►

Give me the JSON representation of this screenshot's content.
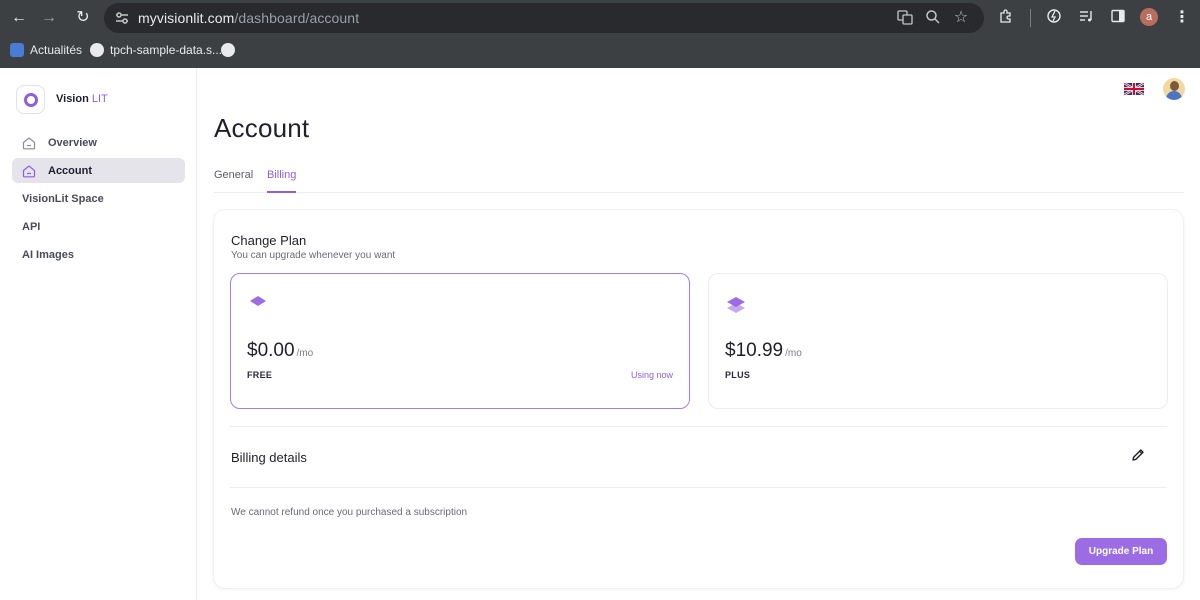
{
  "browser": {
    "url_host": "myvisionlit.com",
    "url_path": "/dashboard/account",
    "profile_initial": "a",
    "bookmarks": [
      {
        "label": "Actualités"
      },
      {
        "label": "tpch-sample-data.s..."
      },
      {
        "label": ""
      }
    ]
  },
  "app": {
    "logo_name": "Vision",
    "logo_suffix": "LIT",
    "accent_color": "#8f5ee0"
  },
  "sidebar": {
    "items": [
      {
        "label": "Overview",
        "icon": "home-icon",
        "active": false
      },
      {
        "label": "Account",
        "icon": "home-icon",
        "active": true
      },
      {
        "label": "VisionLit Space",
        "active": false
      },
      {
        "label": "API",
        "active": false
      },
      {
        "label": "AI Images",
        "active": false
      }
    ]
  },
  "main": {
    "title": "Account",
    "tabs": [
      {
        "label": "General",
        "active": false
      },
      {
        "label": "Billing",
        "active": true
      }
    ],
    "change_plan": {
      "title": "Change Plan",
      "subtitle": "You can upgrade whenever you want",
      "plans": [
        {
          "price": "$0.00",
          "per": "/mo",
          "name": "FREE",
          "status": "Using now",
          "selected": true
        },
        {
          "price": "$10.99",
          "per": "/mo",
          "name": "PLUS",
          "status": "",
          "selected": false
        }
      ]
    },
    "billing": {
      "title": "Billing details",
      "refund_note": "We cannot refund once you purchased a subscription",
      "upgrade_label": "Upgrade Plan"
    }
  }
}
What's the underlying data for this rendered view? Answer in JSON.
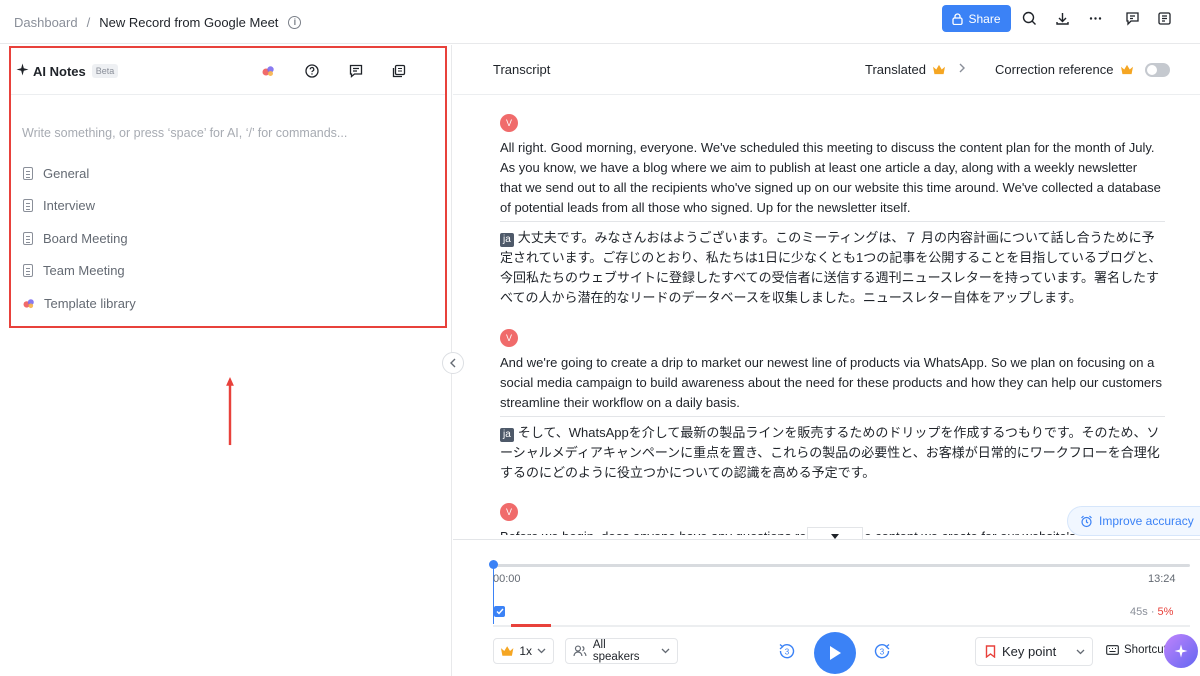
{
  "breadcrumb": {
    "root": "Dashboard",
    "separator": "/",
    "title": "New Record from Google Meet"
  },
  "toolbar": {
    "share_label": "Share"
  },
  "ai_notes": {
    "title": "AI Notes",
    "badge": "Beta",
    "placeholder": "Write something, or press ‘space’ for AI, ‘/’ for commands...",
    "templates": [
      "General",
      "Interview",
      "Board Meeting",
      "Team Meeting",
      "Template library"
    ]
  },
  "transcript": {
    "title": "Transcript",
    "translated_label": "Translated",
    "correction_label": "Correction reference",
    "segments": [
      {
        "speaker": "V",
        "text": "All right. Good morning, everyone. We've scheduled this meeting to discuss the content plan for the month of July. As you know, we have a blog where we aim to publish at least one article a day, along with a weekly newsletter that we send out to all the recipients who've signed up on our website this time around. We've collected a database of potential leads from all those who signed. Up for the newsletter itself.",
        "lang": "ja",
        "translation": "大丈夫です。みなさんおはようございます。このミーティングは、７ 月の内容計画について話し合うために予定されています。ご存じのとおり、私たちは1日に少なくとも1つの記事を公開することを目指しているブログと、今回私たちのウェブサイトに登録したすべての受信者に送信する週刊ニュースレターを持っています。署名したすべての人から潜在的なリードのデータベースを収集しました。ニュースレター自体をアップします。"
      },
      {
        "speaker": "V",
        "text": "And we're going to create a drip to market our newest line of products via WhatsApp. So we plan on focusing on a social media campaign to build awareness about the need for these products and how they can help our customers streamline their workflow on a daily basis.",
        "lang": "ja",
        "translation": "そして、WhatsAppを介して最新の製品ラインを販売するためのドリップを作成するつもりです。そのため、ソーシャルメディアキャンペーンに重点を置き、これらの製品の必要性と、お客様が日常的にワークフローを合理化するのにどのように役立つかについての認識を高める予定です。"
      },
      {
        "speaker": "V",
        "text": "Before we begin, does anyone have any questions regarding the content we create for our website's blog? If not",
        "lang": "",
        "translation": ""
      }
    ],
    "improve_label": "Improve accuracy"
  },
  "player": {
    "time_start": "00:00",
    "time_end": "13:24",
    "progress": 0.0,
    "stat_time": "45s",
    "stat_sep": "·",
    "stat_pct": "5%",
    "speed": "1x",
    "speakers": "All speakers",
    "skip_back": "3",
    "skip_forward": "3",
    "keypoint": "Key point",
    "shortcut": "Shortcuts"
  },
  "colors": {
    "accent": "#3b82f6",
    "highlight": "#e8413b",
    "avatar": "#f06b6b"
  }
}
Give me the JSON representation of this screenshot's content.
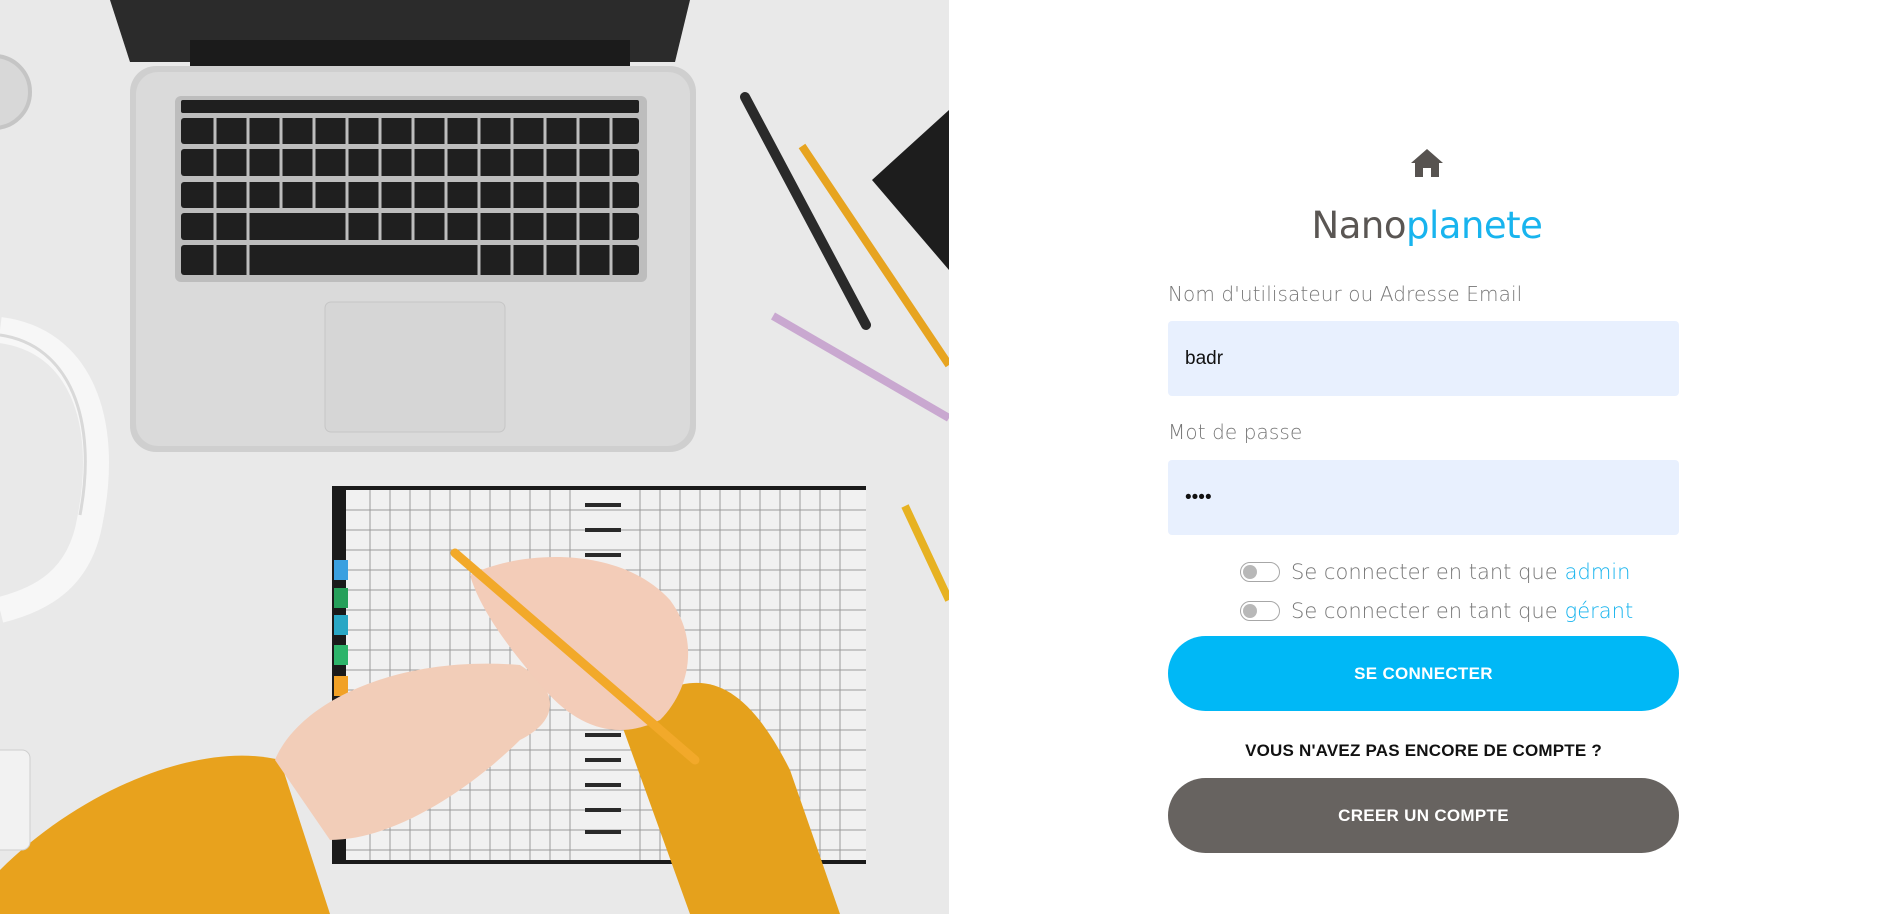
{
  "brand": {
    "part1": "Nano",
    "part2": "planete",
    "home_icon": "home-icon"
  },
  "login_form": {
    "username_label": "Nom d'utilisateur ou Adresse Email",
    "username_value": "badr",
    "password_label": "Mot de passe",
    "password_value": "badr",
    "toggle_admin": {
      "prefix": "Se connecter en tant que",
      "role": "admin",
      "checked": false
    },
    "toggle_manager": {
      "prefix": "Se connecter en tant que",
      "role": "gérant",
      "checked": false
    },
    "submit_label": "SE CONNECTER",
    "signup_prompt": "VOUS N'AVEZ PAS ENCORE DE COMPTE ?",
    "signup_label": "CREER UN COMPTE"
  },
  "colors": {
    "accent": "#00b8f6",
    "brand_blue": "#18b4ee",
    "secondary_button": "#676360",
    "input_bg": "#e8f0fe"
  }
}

◄

**YOUR OBJECTIVE**
Go through the data above and transcribe it in full, omitting any image.

**RESULT FOR THIS EXERCISE**
Give me the JSON representation of this screenshot's content.
{
  "browser": {
    "url_host": "myvisionlit.com",
    "url_path": "/dashboard/account",
    "profile_initial": "a",
    "bookmarks": [
      {
        "label": "Actualités"
      },
      {
        "label": "tpch-sample-data.s..."
      },
      {
        "label": ""
      }
    ]
  },
  "app": {
    "logo_name": "Vision",
    "logo_suffix": "LIT",
    "accent_color": "#8f5ee0"
  },
  "sidebar": {
    "items": [
      {
        "label": "Overview",
        "icon": "home-icon",
        "active": false
      },
      {
        "label": "Account",
        "icon": "home-icon",
        "active": true
      },
      {
        "label": "VisionLit Space",
        "active": false
      },
      {
        "label": "API",
        "active": false
      },
      {
        "label": "AI Images",
        "active": false
      }
    ]
  },
  "main": {
    "title": "Account",
    "tabs": [
      {
        "label": "General",
        "active": false
      },
      {
        "label": "Billing",
        "active": true
      }
    ],
    "change_plan": {
      "title": "Change Plan",
      "subtitle": "You can upgrade whenever you want",
      "plans": [
        {
          "price": "$0.00",
          "per": "/mo",
          "name": "FREE",
          "status": "Using now",
          "selected": true
        },
        {
          "price": "$10.99",
          "per": "/mo",
          "name": "PLUS",
          "status": "",
          "selected": false
        }
      ]
    },
    "billing": {
      "title": "Billing details",
      "refund_note": "We cannot refund once you purchased a subscription",
      "upgrade_label": "Upgrade Plan"
    }
  }
}
What's the underlying data for this rendered view? Answer in JSON.
{
  "breadcrumb": {
    "root": "Dashboard",
    "separator": "/",
    "title": "New Record from Google Meet"
  },
  "toolbar": {
    "share_label": "Share"
  },
  "ai_notes": {
    "title": "AI Notes",
    "badge": "Beta",
    "placeholder": "Write something, or press ‘space’ for AI, ‘/’ for commands...",
    "templates": [
      "General",
      "Interview",
      "Board Meeting",
      "Team Meeting",
      "Template library"
    ]
  },
  "transcript": {
    "title": "Transcript",
    "translated_label": "Translated",
    "correction_label": "Correction reference",
    "segments": [
      {
        "speaker": "V",
        "text": "All right. Good morning, everyone. We've scheduled this meeting to discuss the content plan for the month of July. As you know, we have a blog where we aim to publish at least one article a day, along with a weekly newsletter that we send out to all the recipients who've signed up on our website this time around. We've collected a database of potential leads from all those who signed. Up for the newsletter itself.",
        "lang": "ja",
        "translation": "大丈夫です。みなさんおはようございます。このミーティングは、７ 月の内容計画について話し合うために予定されています。ご存じのとおり、私たちは1日に少なくとも1つの記事を公開することを目指しているブログと、今回私たちのウェブサイトに登録したすべての受信者に送信する週刊ニュースレターを持っています。署名したすべての人から潜在的なリードのデータベースを収集しました。ニュースレター自体をアップします。"
      },
      {
        "speaker": "V",
        "text": "And we're going to create a drip to market our newest line of products via WhatsApp. So we plan on focusing on a social media campaign to build awareness about the need for these products and how they can help our customers streamline their workflow on a daily basis.",
        "lang": "ja",
        "translation": "そして、WhatsAppを介して最新の製品ラインを販売するためのドリップを作成するつもりです。そのため、ソーシャルメディアキャンペーンに重点を置き、これらの製品の必要性と、お客様が日常的にワークフローを合理化するのにどのように役立つかについての認識を高める予定です。"
      },
      {
        "speaker": "V",
        "text": "Before we begin, does anyone have any questions regarding the content we create for our website's blog? If not",
        "lang": "",
        "translation": ""
      }
    ],
    "improve_label": "Improve accuracy"
  },
  "player": {
    "time_start": "00:00",
    "time_end": "13:24",
    "progress": 0.0,
    "stat_time": "45s",
    "stat_sep": "·",
    "stat_pct": "5%",
    "speed": "1x",
    "speakers": "All speakers",
    "skip_back": "3",
    "skip_forward": "3",
    "keypoint": "Key point",
    "shortcut": "Shortcuts"
  },
  "colors": {
    "accent": "#3b82f6",
    "highlight": "#e8413b",
    "avatar": "#f06b6b"
  }
}
Give me the JSON representation of this screenshot's content.
{
  "brand": {
    "part1": "Nano",
    "part2": "planete",
    "home_icon": "home-icon"
  },
  "login_form": {
    "username_label": "Nom d'utilisateur ou Adresse Email",
    "username_value": "badr",
    "password_label": "Mot de passe",
    "password_value": "badr",
    "toggle_admin": {
      "prefix": "Se connecter en tant que",
      "role": "admin",
      "checked": false
    },
    "toggle_manager": {
      "prefix": "Se connecter en tant que",
      "role": "gérant",
      "checked": false
    },
    "submit_label": "SE CONNECTER",
    "signup_prompt": "VOUS N'AVEZ PAS ENCORE DE COMPTE ?",
    "signup_label": "CREER UN COMPTE"
  },
  "colors": {
    "accent": "#00b8f6",
    "brand_blue": "#18b4ee",
    "secondary_button": "#676360",
    "input_bg": "#e8f0fe"
  }
}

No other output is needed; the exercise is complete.